## [Exercise details]
Scan the lines below for the word "Adjust". Copy each line you find it in.
···
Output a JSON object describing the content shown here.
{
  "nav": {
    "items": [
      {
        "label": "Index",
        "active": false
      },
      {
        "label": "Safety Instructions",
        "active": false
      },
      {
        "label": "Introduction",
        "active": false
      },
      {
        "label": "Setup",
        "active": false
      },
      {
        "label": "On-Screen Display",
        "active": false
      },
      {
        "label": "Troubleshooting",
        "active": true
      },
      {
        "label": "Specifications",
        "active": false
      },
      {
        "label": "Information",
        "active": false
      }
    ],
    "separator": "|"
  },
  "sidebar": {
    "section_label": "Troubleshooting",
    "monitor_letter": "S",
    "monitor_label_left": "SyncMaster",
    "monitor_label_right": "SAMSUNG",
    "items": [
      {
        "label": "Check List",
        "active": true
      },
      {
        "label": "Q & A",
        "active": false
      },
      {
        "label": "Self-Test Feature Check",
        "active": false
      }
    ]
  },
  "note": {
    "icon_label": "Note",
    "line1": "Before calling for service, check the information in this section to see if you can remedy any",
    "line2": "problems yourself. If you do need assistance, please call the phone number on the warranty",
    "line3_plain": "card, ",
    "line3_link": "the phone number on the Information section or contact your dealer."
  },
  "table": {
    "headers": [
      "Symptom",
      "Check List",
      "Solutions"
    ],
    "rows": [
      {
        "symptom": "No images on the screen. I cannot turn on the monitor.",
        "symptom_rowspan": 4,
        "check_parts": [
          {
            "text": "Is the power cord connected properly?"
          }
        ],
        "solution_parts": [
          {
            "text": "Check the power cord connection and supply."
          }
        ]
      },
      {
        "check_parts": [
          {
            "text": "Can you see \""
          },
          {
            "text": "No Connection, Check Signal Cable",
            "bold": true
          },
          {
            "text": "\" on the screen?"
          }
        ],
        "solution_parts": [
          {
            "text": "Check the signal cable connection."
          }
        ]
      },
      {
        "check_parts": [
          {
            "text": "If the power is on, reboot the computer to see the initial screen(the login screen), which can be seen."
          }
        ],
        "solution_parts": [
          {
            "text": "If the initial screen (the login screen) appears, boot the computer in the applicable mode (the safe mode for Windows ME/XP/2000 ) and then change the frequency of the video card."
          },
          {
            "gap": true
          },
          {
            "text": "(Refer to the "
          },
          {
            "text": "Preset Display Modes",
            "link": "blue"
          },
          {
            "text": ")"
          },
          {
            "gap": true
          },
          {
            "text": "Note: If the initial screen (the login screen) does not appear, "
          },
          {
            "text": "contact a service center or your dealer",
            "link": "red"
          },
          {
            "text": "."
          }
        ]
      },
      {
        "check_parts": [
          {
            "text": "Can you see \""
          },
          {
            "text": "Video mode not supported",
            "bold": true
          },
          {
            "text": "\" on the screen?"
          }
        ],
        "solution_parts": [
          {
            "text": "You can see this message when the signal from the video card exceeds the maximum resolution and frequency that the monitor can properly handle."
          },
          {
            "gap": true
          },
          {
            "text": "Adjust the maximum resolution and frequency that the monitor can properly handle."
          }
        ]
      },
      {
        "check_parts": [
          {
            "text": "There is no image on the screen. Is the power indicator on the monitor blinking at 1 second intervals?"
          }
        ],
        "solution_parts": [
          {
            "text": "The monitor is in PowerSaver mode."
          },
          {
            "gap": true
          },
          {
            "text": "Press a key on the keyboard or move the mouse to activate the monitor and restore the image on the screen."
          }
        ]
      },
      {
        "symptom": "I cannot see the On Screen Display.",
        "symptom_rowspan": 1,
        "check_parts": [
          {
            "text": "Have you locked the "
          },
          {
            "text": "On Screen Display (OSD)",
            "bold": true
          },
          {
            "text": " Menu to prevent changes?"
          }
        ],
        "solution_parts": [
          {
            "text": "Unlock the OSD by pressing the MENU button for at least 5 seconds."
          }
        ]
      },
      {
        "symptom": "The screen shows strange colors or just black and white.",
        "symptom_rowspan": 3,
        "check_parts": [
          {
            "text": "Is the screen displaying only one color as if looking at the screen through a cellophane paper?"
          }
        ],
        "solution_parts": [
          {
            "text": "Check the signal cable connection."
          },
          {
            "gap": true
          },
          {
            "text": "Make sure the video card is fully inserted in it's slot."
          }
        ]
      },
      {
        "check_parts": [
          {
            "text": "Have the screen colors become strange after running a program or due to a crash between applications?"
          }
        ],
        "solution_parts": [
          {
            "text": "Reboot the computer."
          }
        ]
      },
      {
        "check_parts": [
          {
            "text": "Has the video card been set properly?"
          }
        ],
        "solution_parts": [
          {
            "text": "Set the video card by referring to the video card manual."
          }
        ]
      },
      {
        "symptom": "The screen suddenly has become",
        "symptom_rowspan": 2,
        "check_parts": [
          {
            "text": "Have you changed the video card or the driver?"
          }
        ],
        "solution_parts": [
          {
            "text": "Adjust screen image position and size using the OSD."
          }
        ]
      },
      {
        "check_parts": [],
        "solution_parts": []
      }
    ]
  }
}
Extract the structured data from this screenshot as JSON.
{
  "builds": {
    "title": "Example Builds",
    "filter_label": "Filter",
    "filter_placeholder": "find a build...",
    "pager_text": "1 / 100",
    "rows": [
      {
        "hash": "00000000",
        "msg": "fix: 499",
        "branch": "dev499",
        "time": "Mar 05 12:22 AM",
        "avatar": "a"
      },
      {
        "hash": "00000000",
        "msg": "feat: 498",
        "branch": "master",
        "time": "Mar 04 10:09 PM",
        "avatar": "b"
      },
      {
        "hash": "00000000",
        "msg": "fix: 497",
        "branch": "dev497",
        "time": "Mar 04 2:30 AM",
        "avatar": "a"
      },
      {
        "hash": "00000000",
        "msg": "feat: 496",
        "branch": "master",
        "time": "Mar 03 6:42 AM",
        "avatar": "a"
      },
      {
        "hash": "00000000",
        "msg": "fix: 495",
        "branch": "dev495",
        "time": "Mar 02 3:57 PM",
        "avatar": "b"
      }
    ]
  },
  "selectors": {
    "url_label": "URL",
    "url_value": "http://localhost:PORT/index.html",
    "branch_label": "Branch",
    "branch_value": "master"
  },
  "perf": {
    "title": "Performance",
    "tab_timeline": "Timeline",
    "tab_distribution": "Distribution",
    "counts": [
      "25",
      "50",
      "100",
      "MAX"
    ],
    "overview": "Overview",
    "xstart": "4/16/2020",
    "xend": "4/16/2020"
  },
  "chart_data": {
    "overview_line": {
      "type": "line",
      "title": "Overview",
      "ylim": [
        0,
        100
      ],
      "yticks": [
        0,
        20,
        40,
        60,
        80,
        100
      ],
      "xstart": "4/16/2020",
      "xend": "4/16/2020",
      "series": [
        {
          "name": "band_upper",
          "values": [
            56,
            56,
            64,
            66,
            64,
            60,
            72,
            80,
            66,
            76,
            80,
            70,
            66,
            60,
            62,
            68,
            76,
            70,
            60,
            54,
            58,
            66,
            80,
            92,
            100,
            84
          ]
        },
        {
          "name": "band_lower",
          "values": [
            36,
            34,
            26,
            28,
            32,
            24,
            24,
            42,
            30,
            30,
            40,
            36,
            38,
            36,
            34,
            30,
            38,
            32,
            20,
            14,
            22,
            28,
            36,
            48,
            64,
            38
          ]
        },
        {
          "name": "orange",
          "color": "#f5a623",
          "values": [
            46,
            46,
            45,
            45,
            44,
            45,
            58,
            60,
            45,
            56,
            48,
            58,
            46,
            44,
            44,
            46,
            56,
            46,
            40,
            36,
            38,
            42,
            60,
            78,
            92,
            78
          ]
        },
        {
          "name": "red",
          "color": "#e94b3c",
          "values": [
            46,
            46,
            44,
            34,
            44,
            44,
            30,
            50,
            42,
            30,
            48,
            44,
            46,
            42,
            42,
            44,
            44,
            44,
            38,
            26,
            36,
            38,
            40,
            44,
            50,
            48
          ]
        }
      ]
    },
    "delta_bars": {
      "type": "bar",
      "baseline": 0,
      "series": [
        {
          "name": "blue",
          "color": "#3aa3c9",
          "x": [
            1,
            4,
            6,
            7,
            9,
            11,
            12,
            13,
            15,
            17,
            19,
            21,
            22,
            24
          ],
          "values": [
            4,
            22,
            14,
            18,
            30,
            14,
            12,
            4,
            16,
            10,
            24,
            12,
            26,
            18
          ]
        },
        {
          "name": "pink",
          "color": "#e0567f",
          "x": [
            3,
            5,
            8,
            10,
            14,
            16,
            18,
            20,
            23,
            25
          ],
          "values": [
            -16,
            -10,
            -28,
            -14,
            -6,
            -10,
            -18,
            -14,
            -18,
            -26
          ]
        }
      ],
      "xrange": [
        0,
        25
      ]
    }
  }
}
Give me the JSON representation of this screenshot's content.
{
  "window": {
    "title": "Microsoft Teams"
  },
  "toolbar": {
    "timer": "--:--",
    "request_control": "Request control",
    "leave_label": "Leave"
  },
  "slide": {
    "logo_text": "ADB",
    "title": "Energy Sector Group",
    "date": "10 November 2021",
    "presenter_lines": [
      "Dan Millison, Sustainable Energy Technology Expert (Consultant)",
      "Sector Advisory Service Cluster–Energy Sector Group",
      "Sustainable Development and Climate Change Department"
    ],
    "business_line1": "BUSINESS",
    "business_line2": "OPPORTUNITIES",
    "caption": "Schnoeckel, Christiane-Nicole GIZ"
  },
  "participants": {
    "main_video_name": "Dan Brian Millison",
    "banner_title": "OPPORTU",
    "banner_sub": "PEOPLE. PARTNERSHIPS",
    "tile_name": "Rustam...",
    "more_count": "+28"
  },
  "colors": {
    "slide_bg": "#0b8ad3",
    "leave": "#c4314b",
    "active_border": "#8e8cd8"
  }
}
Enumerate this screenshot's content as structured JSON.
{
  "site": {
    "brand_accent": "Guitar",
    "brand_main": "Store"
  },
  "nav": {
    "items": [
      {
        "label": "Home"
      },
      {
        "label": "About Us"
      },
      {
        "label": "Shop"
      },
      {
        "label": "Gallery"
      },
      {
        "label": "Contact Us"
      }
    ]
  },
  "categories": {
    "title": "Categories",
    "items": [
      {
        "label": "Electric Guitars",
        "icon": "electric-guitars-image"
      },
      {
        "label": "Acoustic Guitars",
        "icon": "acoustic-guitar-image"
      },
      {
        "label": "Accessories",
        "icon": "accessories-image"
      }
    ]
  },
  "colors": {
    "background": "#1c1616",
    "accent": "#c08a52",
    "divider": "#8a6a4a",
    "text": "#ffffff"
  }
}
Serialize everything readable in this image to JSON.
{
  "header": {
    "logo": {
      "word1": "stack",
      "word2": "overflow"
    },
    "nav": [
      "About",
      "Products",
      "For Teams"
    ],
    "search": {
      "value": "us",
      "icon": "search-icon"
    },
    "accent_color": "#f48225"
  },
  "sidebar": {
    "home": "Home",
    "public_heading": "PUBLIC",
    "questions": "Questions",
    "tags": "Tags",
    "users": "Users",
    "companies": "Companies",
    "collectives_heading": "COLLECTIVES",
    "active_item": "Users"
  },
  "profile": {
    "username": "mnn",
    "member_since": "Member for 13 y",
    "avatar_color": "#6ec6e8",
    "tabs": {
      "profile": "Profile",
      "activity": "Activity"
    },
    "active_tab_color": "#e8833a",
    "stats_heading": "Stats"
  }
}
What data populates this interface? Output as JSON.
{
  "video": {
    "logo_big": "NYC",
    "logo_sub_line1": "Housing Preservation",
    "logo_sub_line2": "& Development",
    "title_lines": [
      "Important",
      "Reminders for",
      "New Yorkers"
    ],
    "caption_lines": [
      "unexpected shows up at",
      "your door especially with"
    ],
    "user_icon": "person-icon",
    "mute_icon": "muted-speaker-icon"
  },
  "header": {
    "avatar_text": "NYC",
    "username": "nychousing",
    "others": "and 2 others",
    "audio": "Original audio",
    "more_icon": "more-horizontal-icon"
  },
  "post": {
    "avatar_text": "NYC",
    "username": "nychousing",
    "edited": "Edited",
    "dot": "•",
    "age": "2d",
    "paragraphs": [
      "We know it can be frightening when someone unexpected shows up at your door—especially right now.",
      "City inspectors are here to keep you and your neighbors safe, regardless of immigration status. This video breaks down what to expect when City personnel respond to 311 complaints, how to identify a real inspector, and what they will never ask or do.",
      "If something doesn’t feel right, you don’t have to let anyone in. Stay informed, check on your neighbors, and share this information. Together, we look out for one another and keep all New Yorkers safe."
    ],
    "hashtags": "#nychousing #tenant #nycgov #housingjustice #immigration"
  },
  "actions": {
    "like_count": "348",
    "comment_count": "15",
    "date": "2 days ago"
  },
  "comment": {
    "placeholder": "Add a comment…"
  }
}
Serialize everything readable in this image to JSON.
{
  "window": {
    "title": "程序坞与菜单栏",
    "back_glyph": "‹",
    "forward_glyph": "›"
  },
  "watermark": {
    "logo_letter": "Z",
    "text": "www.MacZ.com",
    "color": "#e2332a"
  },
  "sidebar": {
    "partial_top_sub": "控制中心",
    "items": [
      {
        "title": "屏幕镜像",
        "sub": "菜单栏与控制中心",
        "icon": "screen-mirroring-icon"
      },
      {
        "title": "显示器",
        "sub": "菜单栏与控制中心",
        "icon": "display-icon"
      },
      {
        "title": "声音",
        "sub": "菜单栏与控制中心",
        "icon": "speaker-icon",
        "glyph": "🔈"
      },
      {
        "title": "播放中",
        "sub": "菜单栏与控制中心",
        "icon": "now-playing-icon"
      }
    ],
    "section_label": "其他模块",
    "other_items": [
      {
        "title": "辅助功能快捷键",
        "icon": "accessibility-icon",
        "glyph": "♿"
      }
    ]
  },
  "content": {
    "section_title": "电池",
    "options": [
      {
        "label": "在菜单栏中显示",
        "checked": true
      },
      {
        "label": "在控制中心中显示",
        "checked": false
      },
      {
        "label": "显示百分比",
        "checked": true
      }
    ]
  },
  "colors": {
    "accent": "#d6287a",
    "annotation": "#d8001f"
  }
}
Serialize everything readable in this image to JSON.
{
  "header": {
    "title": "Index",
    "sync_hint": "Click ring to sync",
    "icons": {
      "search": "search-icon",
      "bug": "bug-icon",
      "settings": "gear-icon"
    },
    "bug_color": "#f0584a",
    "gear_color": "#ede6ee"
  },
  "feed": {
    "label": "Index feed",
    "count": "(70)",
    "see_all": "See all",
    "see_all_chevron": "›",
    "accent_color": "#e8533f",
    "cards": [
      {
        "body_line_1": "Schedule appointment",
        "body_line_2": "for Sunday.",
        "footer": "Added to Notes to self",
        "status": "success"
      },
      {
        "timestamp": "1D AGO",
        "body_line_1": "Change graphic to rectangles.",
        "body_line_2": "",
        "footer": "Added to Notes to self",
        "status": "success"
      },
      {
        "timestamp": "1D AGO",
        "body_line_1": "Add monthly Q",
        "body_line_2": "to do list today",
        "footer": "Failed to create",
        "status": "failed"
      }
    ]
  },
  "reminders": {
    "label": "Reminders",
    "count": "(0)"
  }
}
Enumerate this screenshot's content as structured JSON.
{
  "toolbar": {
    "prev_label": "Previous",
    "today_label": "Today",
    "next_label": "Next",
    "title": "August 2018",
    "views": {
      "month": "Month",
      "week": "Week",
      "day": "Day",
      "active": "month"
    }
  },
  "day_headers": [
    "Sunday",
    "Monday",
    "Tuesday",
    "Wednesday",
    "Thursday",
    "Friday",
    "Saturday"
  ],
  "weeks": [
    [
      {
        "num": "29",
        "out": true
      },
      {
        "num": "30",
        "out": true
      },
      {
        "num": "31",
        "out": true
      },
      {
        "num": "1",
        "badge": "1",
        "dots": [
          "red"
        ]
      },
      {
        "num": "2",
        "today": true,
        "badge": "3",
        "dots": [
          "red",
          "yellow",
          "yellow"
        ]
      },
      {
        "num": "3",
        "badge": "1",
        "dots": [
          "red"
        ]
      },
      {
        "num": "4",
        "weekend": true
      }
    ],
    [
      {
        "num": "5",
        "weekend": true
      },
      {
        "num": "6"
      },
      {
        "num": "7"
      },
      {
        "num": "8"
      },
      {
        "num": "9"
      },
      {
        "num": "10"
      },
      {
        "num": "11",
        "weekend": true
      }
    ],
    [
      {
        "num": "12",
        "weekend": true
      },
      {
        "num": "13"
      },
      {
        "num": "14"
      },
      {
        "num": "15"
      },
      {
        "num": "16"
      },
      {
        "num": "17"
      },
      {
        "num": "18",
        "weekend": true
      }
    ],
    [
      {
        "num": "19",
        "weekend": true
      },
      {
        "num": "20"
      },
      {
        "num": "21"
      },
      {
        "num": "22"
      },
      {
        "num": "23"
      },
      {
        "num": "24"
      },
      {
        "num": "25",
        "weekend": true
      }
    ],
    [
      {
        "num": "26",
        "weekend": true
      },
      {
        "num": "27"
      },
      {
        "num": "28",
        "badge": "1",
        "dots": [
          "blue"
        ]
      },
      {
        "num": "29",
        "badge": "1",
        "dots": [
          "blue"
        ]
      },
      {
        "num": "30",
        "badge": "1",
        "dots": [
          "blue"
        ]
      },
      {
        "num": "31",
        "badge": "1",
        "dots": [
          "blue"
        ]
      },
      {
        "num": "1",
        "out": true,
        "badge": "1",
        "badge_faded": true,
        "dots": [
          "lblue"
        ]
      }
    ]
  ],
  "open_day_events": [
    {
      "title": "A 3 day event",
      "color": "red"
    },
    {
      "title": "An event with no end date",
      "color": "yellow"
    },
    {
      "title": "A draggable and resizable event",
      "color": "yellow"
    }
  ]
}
···
## [Answer in full]
            "text": "Adjust the maximum resolution and frequency that the monitor can properly handle."
            "text": "Adjust screen image position and size using the OSD."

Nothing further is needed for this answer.